* [Problem to solve]: Search the material for the word "указывается" and report each line where it turns up.

* [Data lines]:
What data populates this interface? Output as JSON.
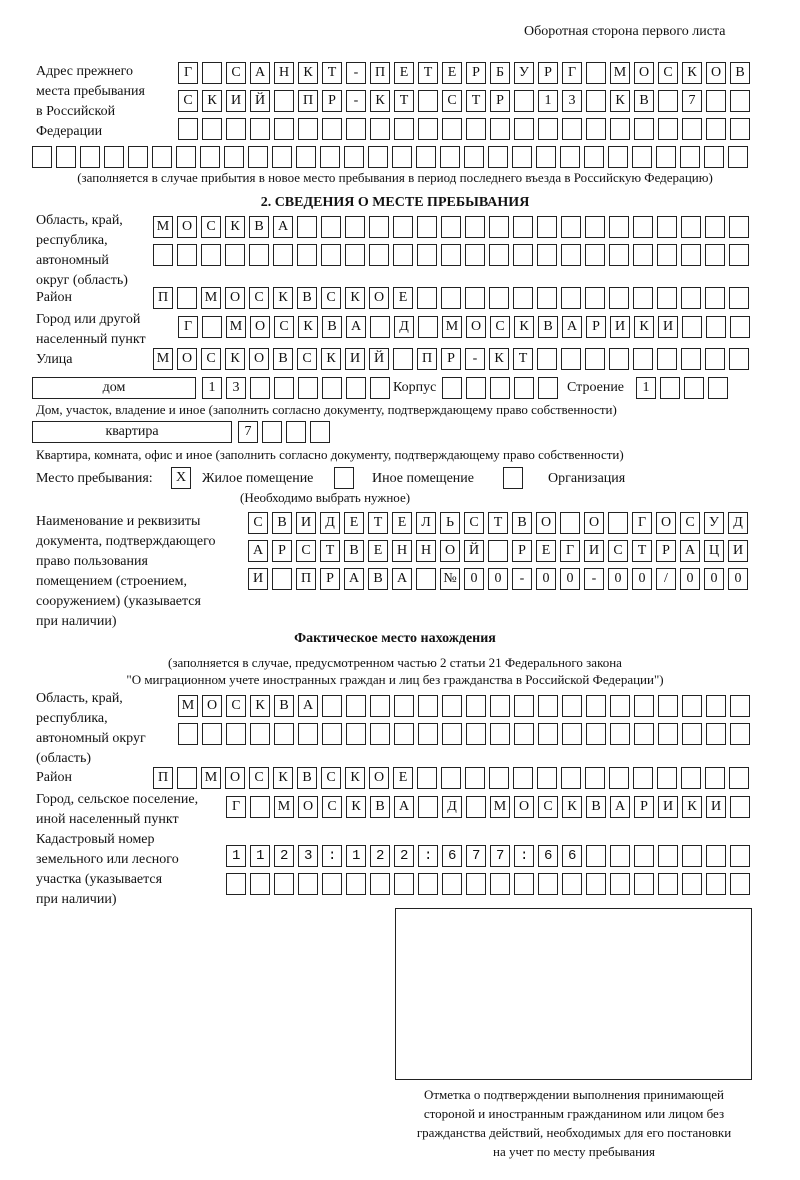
{
  "header": "Оборотная сторона первого листа",
  "prev_address": {
    "label": [
      "Адрес прежнего",
      "места пребывания",
      "в Российской",
      "Федерации"
    ],
    "rows": [
      "Г САНКТ-ПЕТЕРБУРГ МОСКОВ",
      "СКИЙ ПР-КТ СТР 13 КВ 7",
      "",
      ""
    ],
    "note": "(заполняется в случае прибытия в новое место пребывания в период последнего въезда в Российскую Федерацию)"
  },
  "section2": {
    "title": "2. СВЕДЕНИЯ О МЕСТЕ ПРЕБЫВАНИЯ",
    "region_label": [
      "Область, край,",
      "республика,",
      "автономный",
      "округ (область)"
    ],
    "region": [
      "МОСКВА",
      ""
    ],
    "district_label": "Район",
    "district": "П МОСКВСКОЕ",
    "city_label": [
      "Город или другой",
      "населенный пункт"
    ],
    "city": "Г МОСКВА Д МОСКВАРИКИ",
    "street_label": "Улица",
    "street": "МОСКОВСКИЙ ПР-КТ",
    "house_type": "дом",
    "house": "13",
    "korpus_label": "Корпус",
    "korpus": "",
    "building_label": "Строение",
    "building": "1",
    "house_note": "Дом, участок, владение и иное (заполнить согласно документу, подтверждающему право собственности)",
    "flat_type": "квартира",
    "flat": "7",
    "flat_note": "Квартира, комната, офис и иное (заполнить согласно документу, подтверждающему право собственности)",
    "place_label": "Место пребывания:",
    "options": [
      {
        "mark": "X",
        "label": "Жилое помещение"
      },
      {
        "mark": "",
        "label": "Иное помещение"
      },
      {
        "mark": "",
        "label": "Организация"
      }
    ],
    "choose_note": "(Необходимо выбрать нужное)",
    "doc_label": [
      "Наименование и реквизиты",
      "документа, подтверждающего",
      "право пользования",
      "помещением (строением,",
      "сооружением) (указывается",
      "при наличии)"
    ],
    "doc": [
      "СВИДЕТЕЛЬСТВО О ГОСУД",
      "АРСТВЕННОЙ РЕГИСТРАЦИ",
      "И ПРАВА №00-00-00/000"
    ]
  },
  "actual": {
    "title": "Фактическое место нахождения",
    "note": [
      "(заполняется в случае, предусмотренном частью 2 статьи 21 Федерального закона",
      "\"О миграционном учете иностранных граждан и лиц без гражданства в Российской Федерации\")"
    ],
    "region_label": [
      "Область, край,",
      "республика,",
      "автономный округ",
      "(область)"
    ],
    "region": [
      "МОСКВА",
      ""
    ],
    "district_label": "Район",
    "district": "П МОСКВСКОЕ",
    "city_label": [
      "Город, сельское поселение,",
      "иной населенный пункт"
    ],
    "city": "Г МОСКВА Д МОСКВАРИКИ",
    "cadastral_label": [
      "Кадастровый номер",
      "земельного или лесного",
      "участка (указывается",
      "при наличии)"
    ],
    "cadastral": [
      "1123:122:677:66",
      ""
    ]
  },
  "stamp_caption": [
    "Отметка о подтверждении выполнения принимающей",
    "стороной и иностранным гражданином или лицом без",
    "гражданства действий, необходимых для его постановки",
    "на учет по месту пребывания"
  ]
}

* [Exercise result]:
      "сооружением) (указывается",
      "участка (указывается",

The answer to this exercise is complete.